---------- Records provided
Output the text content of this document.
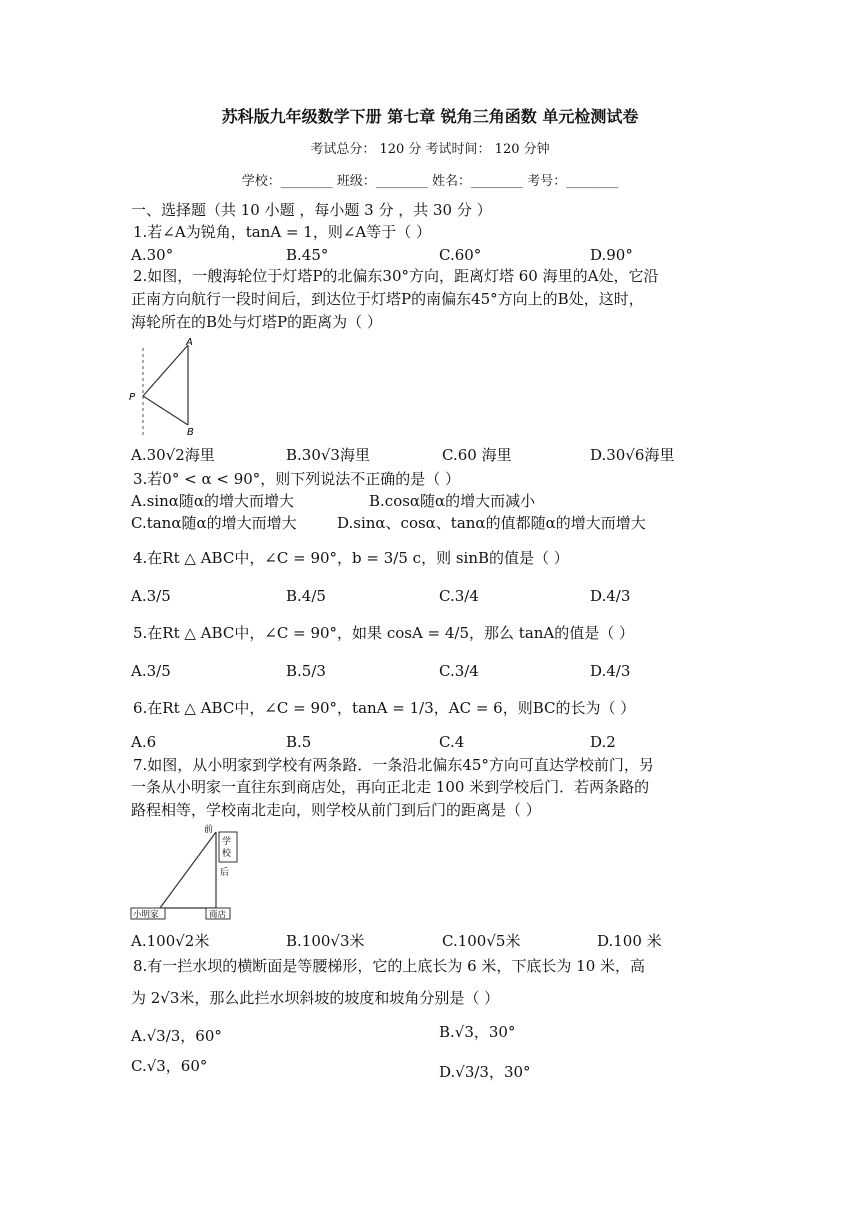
苏科版九年级数学下册 第七章 锐角三角函数 单元检测试卷
考试总分： 120 分 考试时间： 120 分钟
学校：________ 班级：________ 姓名：________ 考号：________
一、选择题（共 10 小题 ，每小题 3 分 ，共 30 分 ）
1.若∠A为锐角，tanA = 1，则∠A等于（ ）
A.30°	B.45°	C.60°	D.90°
2.如图，一艘海轮位于灯塔P的北偏东30°方向，距离灯塔 60 海里的A处，它沿
正南方向航行一段时间后，到达位于灯塔P的南偏东45°方向上的B处，这时，
海轮所在的B处与灯塔P的距离为（ ）
A
P
B
A.30√2海里	B.30√3海里	C.60 海里	D.30√6海里
3.若0° < α < 90°，则下列说法不正确的是（ ）
A.sinα随α的增大而增大	B.cosα随α的增大而减小
C.tanα随α的增大而增大	D.sinα、cosα、tanα的值都随α的增大而增大
4.在Rt △ ABC中，∠C = 90°，b = 3/5 c，则 sinB的值是（ ）
A.3/5	B.4/5	C.3/4	D.4/3
5.在Rt △ ABC中，∠C = 90°，如果 cosA = 4/5，那么 tanA的值是（ ）
A.3/5	B.5/3	C.3/4	D.4/3
6.在Rt △ ABC中，∠C = 90°，tanA = 1/3，AC = 6，则BC的长为（ ）
A.6	B.5	C.4	D.2
7.如图，从小明家到学校有两条路．一条沿北偏东45°方向可直达学校前门，另
一条从小明家一直往东到商店处，再向正北走 100 米到学校后门．若两条路的
路程相等，学校南北走向，则学校从前门到后门的距离是（ ）
学
校
前
后
小明家	商店
A.100√2米	B.100√3米	C.100√5米	D.100 米
8.有一拦水坝的横断面是等腰梯形，它的上底长为 6 米，下底长为 10 米，高
为 2√3米，那么此拦水坝斜坡的坡度和坡角分别是（ ）
A.√3/3，60°	B.√3，30°
C.√3，60°	D.√3/3，30°
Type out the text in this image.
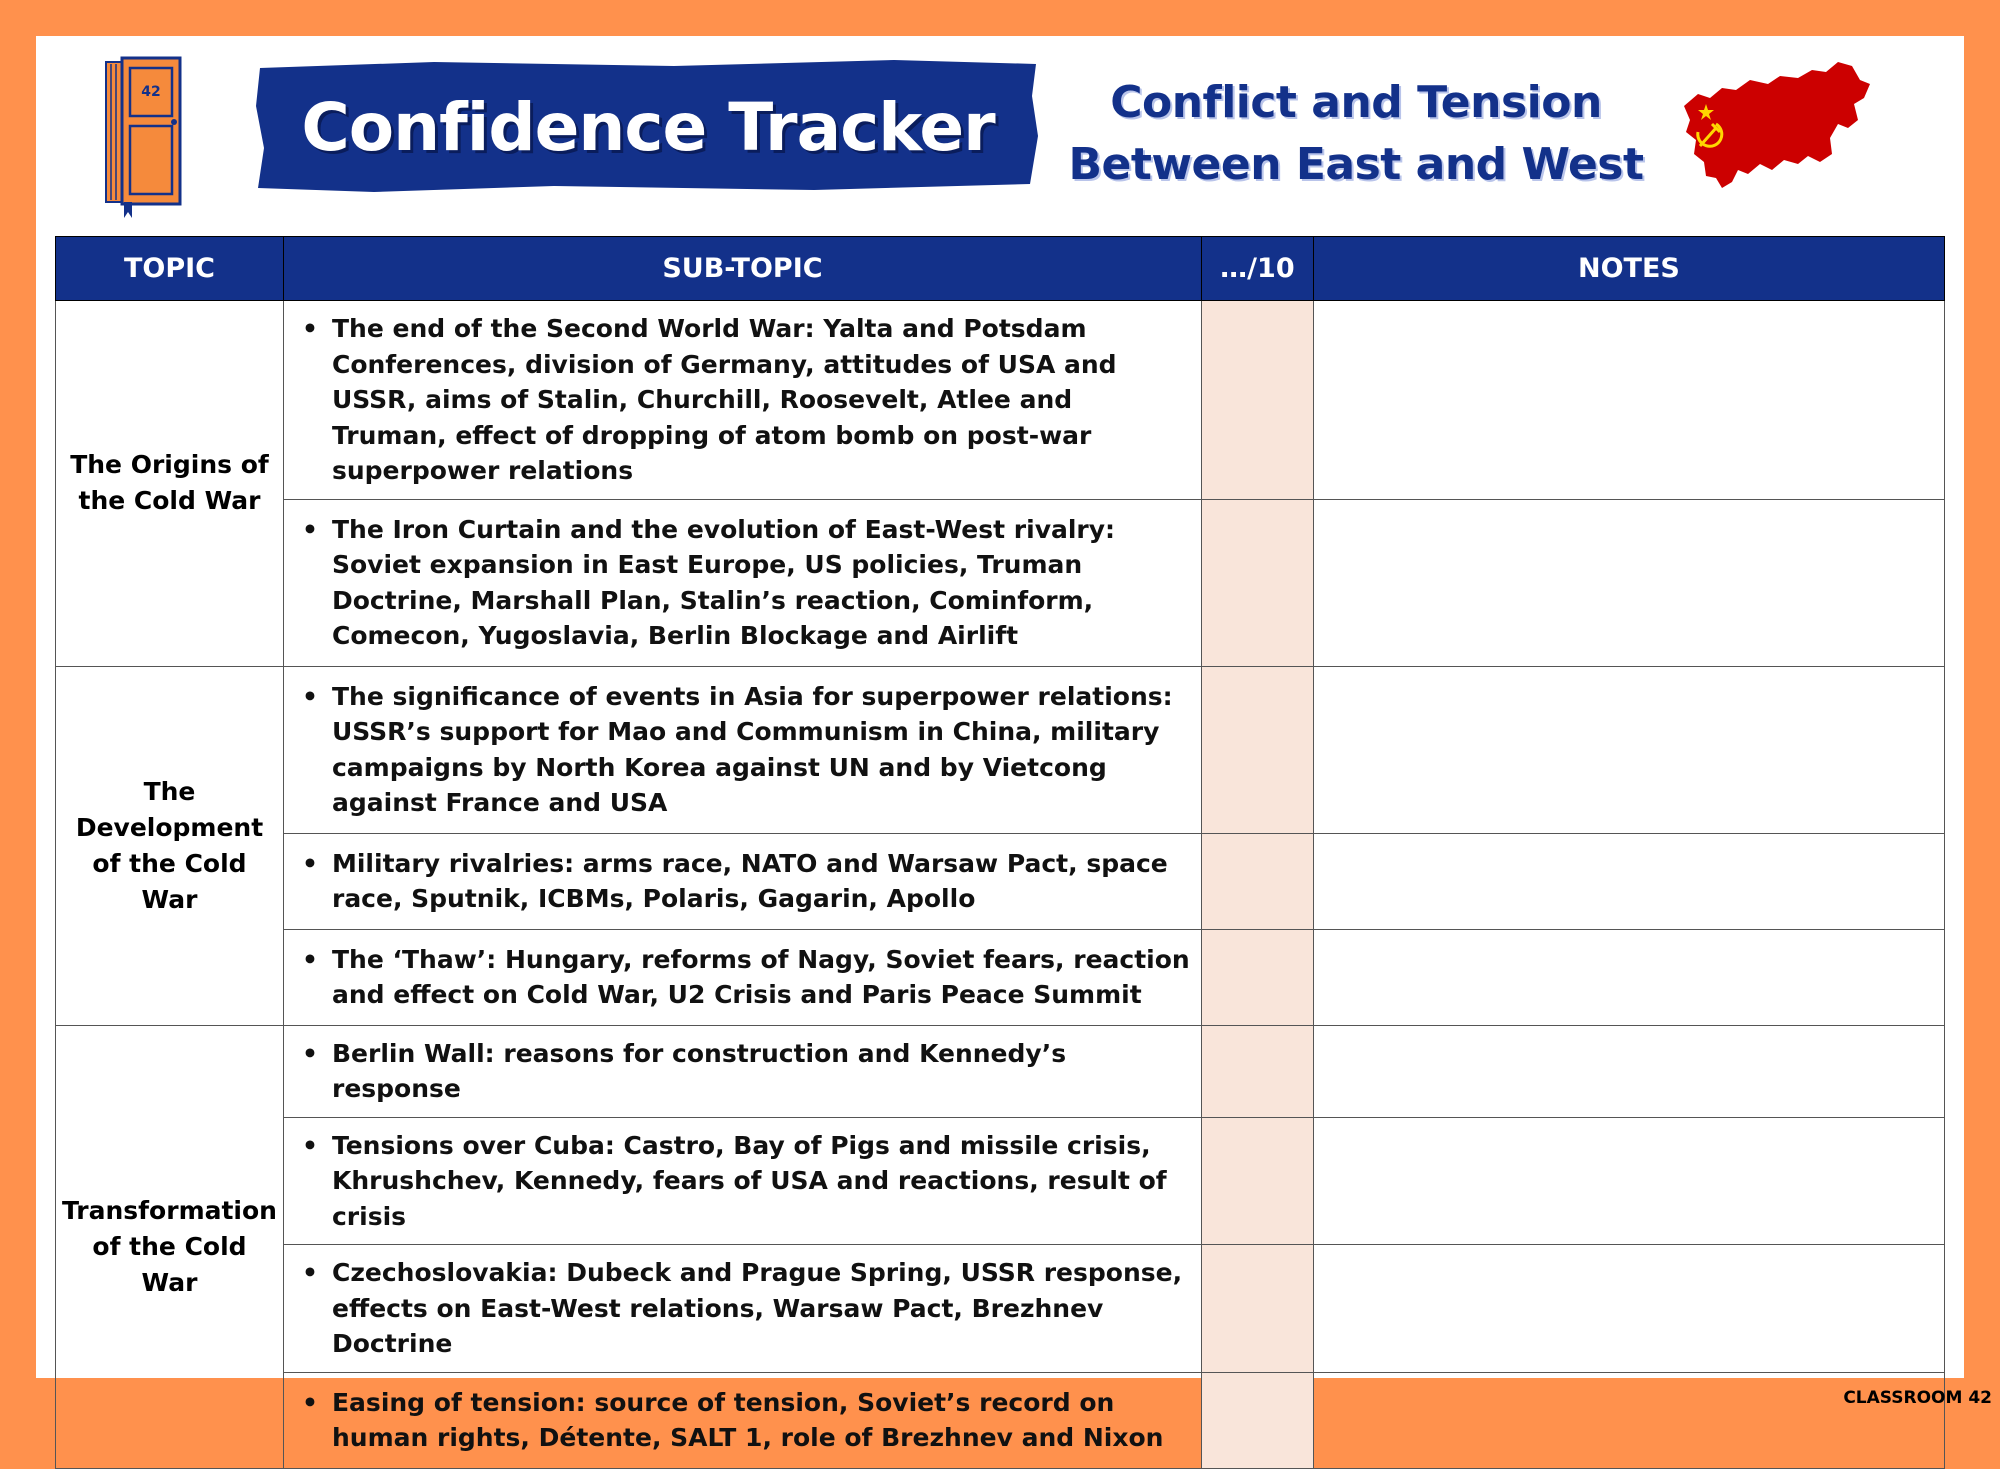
42	Confidence Tracker	Conflict and Tension
Between East and West
TOPIC	SUB-TOPIC	…/10	NOTES
The Origins of the Cold War	• The end of the Second World War: Yalta and Potsdam Conferences, division of Germany, attitudes of USA and USSR, aims of Stalin, Churchill, Roosevelt, Atlee and Truman, effect of dropping of atom bomb on post-war superpower relations		

	• The Iron Curtain and the evolution of East-West rivalry: Soviet expansion in East Europe, US policies, Truman Doctrine, Marshall Plan, Stalin’s reaction, Cominform, Comecon, Yugoslavia, Berlin Blockage and Airlift		

The Development of the Cold War	• The significance of events in Asia for superpower relations: USSR’s support for Mao and Communism in China, military campaigns by North Korea against UN and by Vietcong against France and USA		

	• Military rivalries: arms race, NATO and Warsaw Pact, space race, Sputnik, ICBMs, Polaris, Gagarin, Apollo		

	• The ‘Thaw’: Hungary, reforms of Nagy, Soviet fears, reaction and effect on Cold War, U2 Crisis and Paris Peace Summit		

Transformation of the Cold War	• Berlin Wall: reasons for construction and Kennedy’s response		

	• Tensions over Cuba: Castro, Bay of Pigs and missile crisis, Khrushchev, Kennedy, fears of USA and reactions, result of crisis		

	• Czechoslovakia: Dubeck and Prague Spring, USSR response, effects on East-West relations, Warsaw Pact, Brezhnev Doctrine		

	• Easing of tension: source of tension, Soviet’s record on human rights, Détente, SALT 1, role of Brezhnev and Nixon		

CLASSROOM 42
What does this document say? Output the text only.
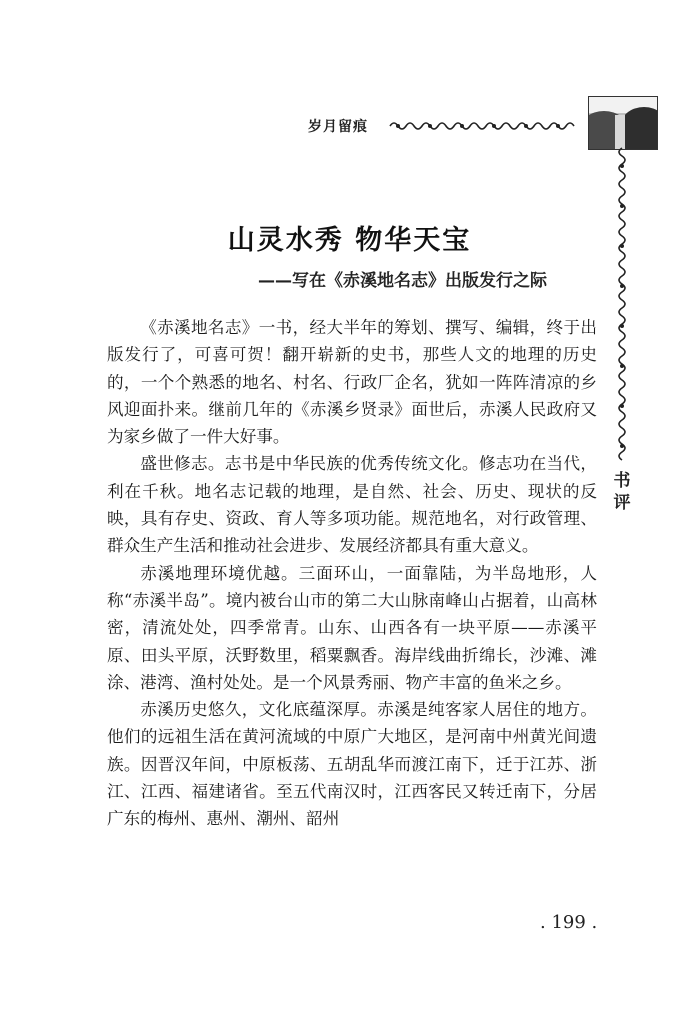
岁月留痕
书评
山灵水秀 物华天宝
——写在《赤溪地名志》出版发行之际

《赤溪地名志》一书，经大半年的筹划、撰写、编辑，终于出版发行了，可喜可贺！翻开崭新的史书，那些人文的地理的历史的，一个个熟悉的地名、村名、行政厂企名，犹如一阵阵清凉的乡风迎面扑来。继前几年的《赤溪乡贤录》面世后，赤溪人民政府又为家乡做了一件大好事。

盛世修志。志书是中华民族的优秀传统文化。修志功在当代，利在千秋。地名志记载的地理，是自然、社会、历史、现状的反映，具有存史、资政、育人等多项功能。规范地名，对行政管理、群众生产生活和推动社会进步、发展经济都具有重大意义。

赤溪地理环境优越。三面环山，一面靠陆，为半岛地形，人称“赤溪半岛”。境内被台山市的第二大山脉南峰山占据着，山高林密，清流处处，四季常青。山东、山西各有一块平原——赤溪平原、田头平原，沃野数里，稻粟飘香。海岸线曲折绵长，沙滩、滩涂、港湾、渔村处处。是一个风景秀丽、物产丰富的鱼米之乡。

赤溪历史悠久，文化底蕴深厚。赤溪是纯客家人居住的地方。他们的远祖生活在黄河流域的中原广大地区，是河南中州黄光间遗族。因晋汉年间，中原板荡、五胡乱华而渡江南下，迁于江苏、浙江、江西、福建诸省。至五代南汉时，江西客民又转迁南下，分居广东的梅州、惠州、潮州、韶州

. 199 .
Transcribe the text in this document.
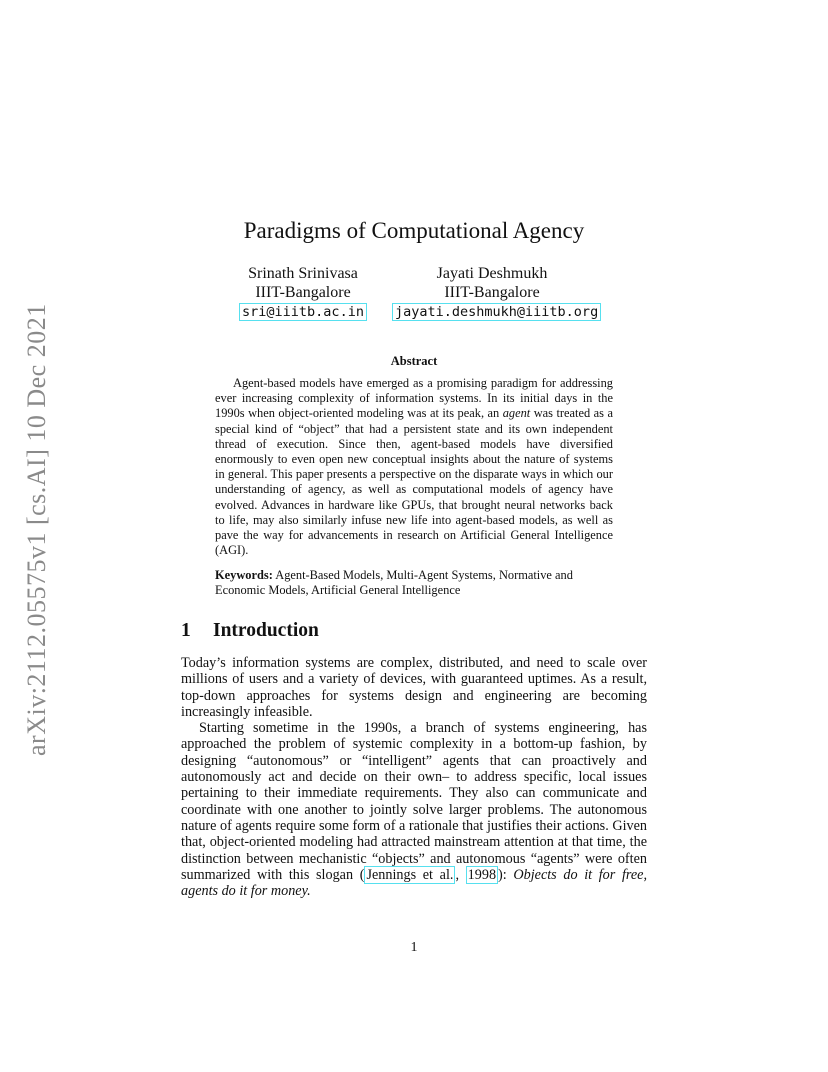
arXiv:2112.05575v1 [cs.AI] 10 Dec 2021
Paradigms of Computational Agency
Srinath Srinivasa
IIIT-Bangalore
sri@iiitb.ac.in
Jayati Deshmukh
IIIT-Bangalore
jayati.deshmukh@iiitb.org
Abstract
Agent-based models have emerged as a promising paradigm for addressing ever increasing complexity of information systems. In its initial days in the 1990s when object-oriented modeling was at its peak, an agent was treated as a special kind of “object” that had a persistent state and its own independent thread of execution. Since then, agent-based models have diversified enormously to even open new conceptual insights about the nature of systems in general. This paper presents a perspective on the disparate ways in which our understanding of agency, as well as computational models of agency have evolved. Advances in hardware like GPUs, that brought neural networks back to life, may also similarly infuse new life into agent-based models, as well as pave the way for advancements in research on Artificial General Intelligence (AGI).
Keywords: Agent-Based Models, Multi-Agent Systems, Normative and Economic Models, Artificial General Intelligence
1 Introduction

Today’s information systems are complex, distributed, and need to scale over millions of users and a variety of devices, with guaranteed uptimes. As a result, top-down approaches for systems design and engineering are becoming increasingly infeasible.

Starting sometime in the 1990s, a branch of systems engineering, has approached the problem of systemic complexity in a bottom-up fashion, by designing “autonomous” or “intelligent” agents that can proactively and autonomously act and decide on their own– to address specific, local issues pertaining to their immediate requirements. They also can communicate and coordinate with one another to jointly solve larger problems. The autonomous nature of agents require some form of a rationale that justifies their actions. Given that, object-oriented modeling had attracted mainstream attention at that time, the distinction between mechanistic “objects” and autonomous “agents” were often summarized with this slogan ( Jennings et al. , 1998 ): Objects do it for free, agents do it for money.

1
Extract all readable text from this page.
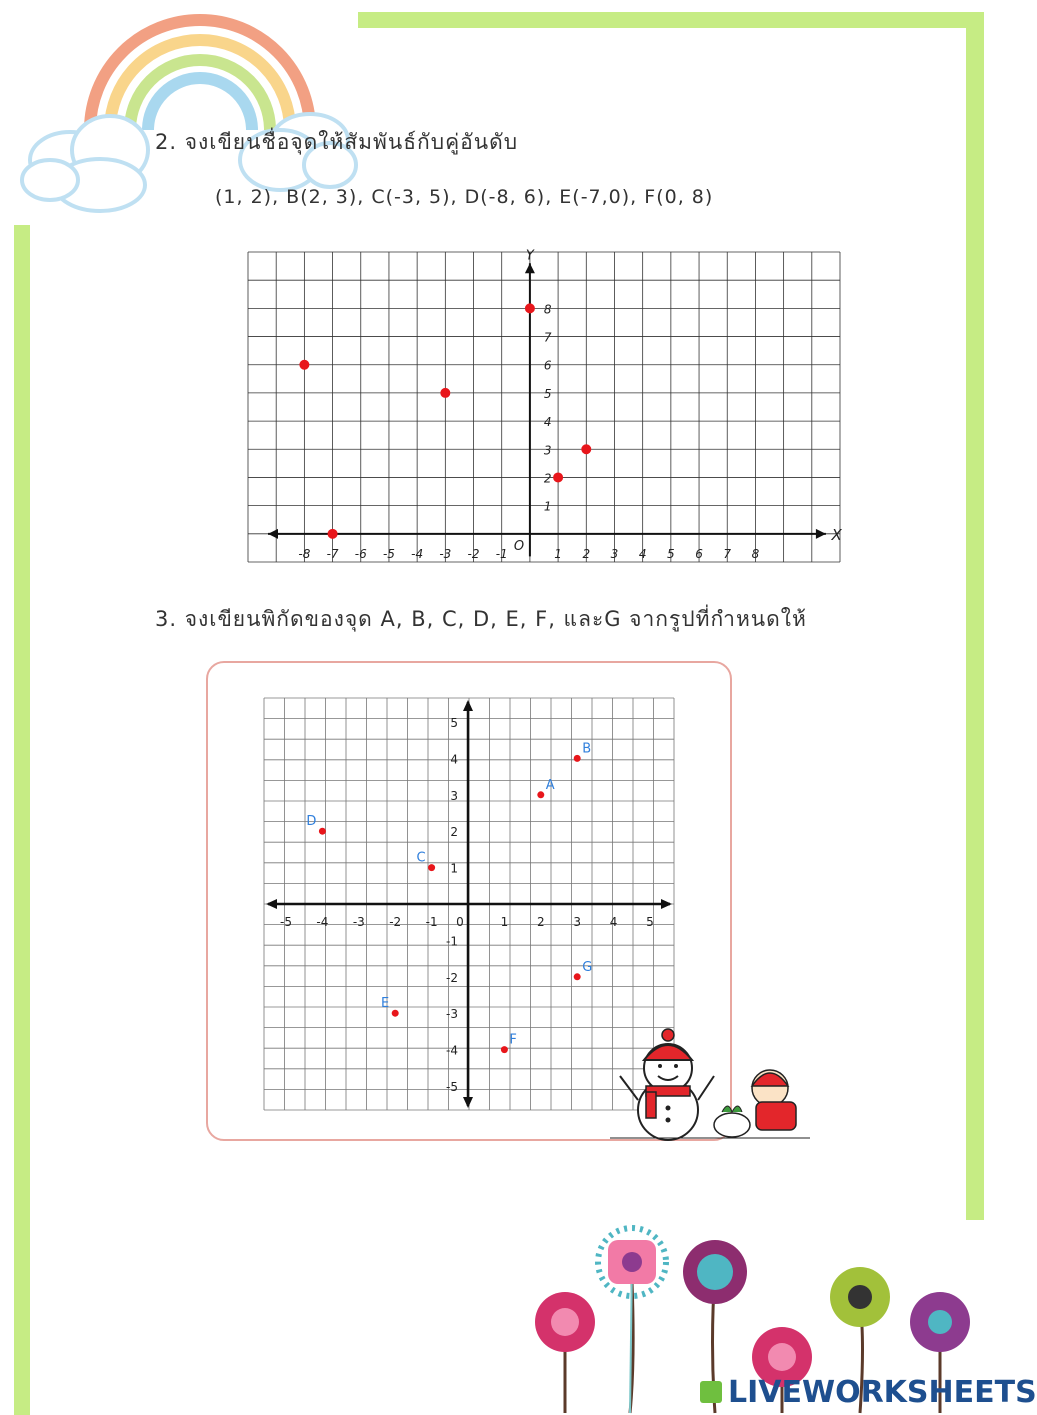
2. จงเขียนชื่อจุดให้สัมพันธ์กับคู่อันดับ
(1, 2), B(2, 3), C(-3, 5), D(-8, 6), E(-7,0), F(0, 8)
X
Y
O
-8 -7 -6 -5 -4 -3 -2 -1	1 2 3 4 5 6 7 8
1
2
3
4
5
6
7
8
3. จงเขียนพิกัดของจุด A, B, C, D, E, F, และG จากรูปที่กำหนดให้
-5 -4 -3 -2 -1 0	1 2 3 4 5
5
4
3
2
1
-1
-2
-3
-4
-5
A
B
C
D
E
F
G
LIVEWORKSHEETS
--------------------
Restate word for word, please, the line containing "Extract all readable text from this page." and all lines after it through the end of the material; the pictures do not belong in the copy.

:: Answer to this exercise ::
Extract all readable text from this page.
2. จงเขียนชื่อจุดให้สัมพันธ์กับคู่อันดับ
(1, 2), B(2, 3), C(-3, 5), D(-8, 6), E(-7,0), F(0, 8)
X
Y
O
-8 -7 -6 -5 -4 -3 -2 -1	1 2 3 4 5 6 7 8
1
2
3
4
5
6
7
8
3. จงเขียนพิกัดของจุด A, B, C, D, E, F, และG จากรูปที่กำหนดให้
-5 -4 -3 -2 -1 0	1 2 3 4 5
5
4
3
2
1
-1
-2
-3
-4
-5
A
B
C
D
E
F
G
LIVEWORKSHEETS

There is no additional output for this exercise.